If you’re like me, you spend hours sitting at a desk each day, hunched over a screen. But long periods of sitting can lead to back pain, stiff joints, and fatigue that sneaks up on you by the end of the day. Fortunately, there are simple exercises you can do right at your desk to keep your body moving, your muscles active, and your mind alert. These quick exercises fit seamlessly into your workday and don’t require any special equipment—just a few minutes of your time. Here are ten of the best desk exercises to help you stay active and refreshed without even leaving your chair!
1. Seated Leg Raises
Lift one leg up straight in front of you, holding it parallel to the floor for a few seconds, then lower it slowly. Alternate between legs and repeat this 10–15 times per leg. It’s a simple exercise that engages your core and legs, perfect for stretching and improving circulation.
2. Desk Push-Ups
Push away from your desk, standing about an arm’s length back, and place your hands on the edge. Lower your chest towards the desk, then push back up. Desk push-ups are excellent for engaging your arms, chest, and shoulders without needing much space, and they’ll give you a quick energy boost.
3. Shoulder Shrugs
Simply raise your shoulders up towards your ears, hold for a few seconds, and release. Do this about 10–15 times. Shoulder shrugs are a quick way to release tension that builds up around your neck and shoulders from hunching over your keyboard all day.
4. Seated Torso Twist
Sit up straight and place your hands on the back of your chair or rest them on your knees. Twist your torso to one side as far as it feels comfortable, hold briefly, then switch to the other side. Torso twists gently stretch your back and help relieve lower back pain.

________________________

[WORK TASK A]
Duplicate the desk exercises article from "2. Desk Push-Ups" up to and including "lower back pain.".
[WORK TASK B]
List every exercise name that appears as a numbered heading in the desk exercises article.

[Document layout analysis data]
________________________

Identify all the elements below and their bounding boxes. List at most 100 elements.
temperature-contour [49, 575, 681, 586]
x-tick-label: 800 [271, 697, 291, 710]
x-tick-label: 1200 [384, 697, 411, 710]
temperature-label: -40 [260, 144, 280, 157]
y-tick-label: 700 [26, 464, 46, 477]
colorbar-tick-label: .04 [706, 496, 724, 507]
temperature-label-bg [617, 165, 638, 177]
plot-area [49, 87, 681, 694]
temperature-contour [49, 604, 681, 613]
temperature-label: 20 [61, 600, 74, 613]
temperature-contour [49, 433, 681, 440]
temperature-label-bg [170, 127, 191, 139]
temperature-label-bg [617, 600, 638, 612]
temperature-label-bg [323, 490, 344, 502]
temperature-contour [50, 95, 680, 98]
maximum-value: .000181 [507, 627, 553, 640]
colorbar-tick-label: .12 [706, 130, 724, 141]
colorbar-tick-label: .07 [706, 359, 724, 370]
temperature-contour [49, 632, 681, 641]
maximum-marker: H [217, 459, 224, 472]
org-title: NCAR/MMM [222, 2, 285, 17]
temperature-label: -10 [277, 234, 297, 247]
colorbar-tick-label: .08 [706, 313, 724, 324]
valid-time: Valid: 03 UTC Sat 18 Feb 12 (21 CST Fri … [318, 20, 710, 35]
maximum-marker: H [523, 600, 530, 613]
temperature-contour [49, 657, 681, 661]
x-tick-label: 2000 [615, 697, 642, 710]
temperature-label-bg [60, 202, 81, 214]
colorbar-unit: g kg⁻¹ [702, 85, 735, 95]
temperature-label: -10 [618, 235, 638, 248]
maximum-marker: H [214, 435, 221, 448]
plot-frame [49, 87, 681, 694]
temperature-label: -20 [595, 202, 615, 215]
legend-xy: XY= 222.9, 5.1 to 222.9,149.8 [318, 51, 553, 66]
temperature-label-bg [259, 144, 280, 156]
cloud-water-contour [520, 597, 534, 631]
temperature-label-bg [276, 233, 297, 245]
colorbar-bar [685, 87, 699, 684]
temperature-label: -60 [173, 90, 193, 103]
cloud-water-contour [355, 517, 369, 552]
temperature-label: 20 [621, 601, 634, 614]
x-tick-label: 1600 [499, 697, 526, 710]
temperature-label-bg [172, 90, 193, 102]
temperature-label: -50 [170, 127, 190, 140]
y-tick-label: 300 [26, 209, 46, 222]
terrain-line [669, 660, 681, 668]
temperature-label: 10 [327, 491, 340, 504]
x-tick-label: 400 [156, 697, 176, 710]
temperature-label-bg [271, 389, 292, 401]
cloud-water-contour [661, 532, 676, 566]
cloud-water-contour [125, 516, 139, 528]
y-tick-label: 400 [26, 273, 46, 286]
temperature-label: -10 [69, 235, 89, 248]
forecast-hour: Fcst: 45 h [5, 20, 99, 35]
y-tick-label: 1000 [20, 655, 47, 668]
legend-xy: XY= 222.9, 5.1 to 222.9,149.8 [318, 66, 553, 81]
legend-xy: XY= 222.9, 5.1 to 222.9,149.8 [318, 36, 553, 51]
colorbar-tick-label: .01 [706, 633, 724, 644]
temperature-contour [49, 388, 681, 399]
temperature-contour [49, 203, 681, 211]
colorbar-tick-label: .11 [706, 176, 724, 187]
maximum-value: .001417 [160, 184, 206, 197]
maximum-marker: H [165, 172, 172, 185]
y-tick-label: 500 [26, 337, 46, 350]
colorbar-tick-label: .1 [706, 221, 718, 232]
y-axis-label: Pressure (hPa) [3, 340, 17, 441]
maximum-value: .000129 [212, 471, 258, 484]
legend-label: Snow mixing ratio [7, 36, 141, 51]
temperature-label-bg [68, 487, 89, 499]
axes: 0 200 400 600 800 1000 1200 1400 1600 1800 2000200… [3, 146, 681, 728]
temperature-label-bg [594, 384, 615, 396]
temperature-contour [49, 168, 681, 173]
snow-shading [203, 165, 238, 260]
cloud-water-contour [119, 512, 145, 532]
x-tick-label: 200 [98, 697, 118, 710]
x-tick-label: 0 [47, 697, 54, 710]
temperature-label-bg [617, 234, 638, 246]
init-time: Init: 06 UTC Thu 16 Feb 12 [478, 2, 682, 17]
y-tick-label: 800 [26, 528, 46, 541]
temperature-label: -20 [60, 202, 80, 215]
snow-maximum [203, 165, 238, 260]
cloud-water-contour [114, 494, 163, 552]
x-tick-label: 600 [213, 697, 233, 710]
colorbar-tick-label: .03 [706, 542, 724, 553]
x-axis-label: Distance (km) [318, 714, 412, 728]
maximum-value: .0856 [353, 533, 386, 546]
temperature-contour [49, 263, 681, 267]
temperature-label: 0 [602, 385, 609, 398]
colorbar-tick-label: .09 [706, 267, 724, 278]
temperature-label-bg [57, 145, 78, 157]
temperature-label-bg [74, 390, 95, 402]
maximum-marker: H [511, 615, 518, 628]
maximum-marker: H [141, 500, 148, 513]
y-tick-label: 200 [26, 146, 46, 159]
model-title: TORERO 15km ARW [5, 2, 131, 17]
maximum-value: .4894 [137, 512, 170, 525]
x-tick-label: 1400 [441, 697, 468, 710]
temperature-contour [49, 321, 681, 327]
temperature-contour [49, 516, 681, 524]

________________________

[FINAL ANSWER A]
2. Desk Push-Ups
Push away from your desk, standing about an arm’s length back, and place your hands on the edge. Lower your chest towards the desk, then push back up. Desk push-ups are excellent for engaging your arms, chest, and shoulders without needing much space, and they’ll give you a quick energy boost.
3. Shoulder Shrugs
Simply raise your shoulders up towards your ears, hold for a few seconds, and release. Do this about 10–15 times. Shoulder shrugs are a quick way to release tension that builds up around your neck and shoulders from hunching over your keyboard all day.
4. Seated Torso Twist
Sit up straight and place your hands on the back of your chair or rest them on your knees. Twist your torso to one side as far as it feels comfortable, hold briefly, then switch to the other side. Torso twists gently stretch your back and help relieve lower back pain.

[FINAL ANSWER B]
Seated Leg Raises
Desk Push-Ups
Shoulder Shrugs
Seated Torso Twist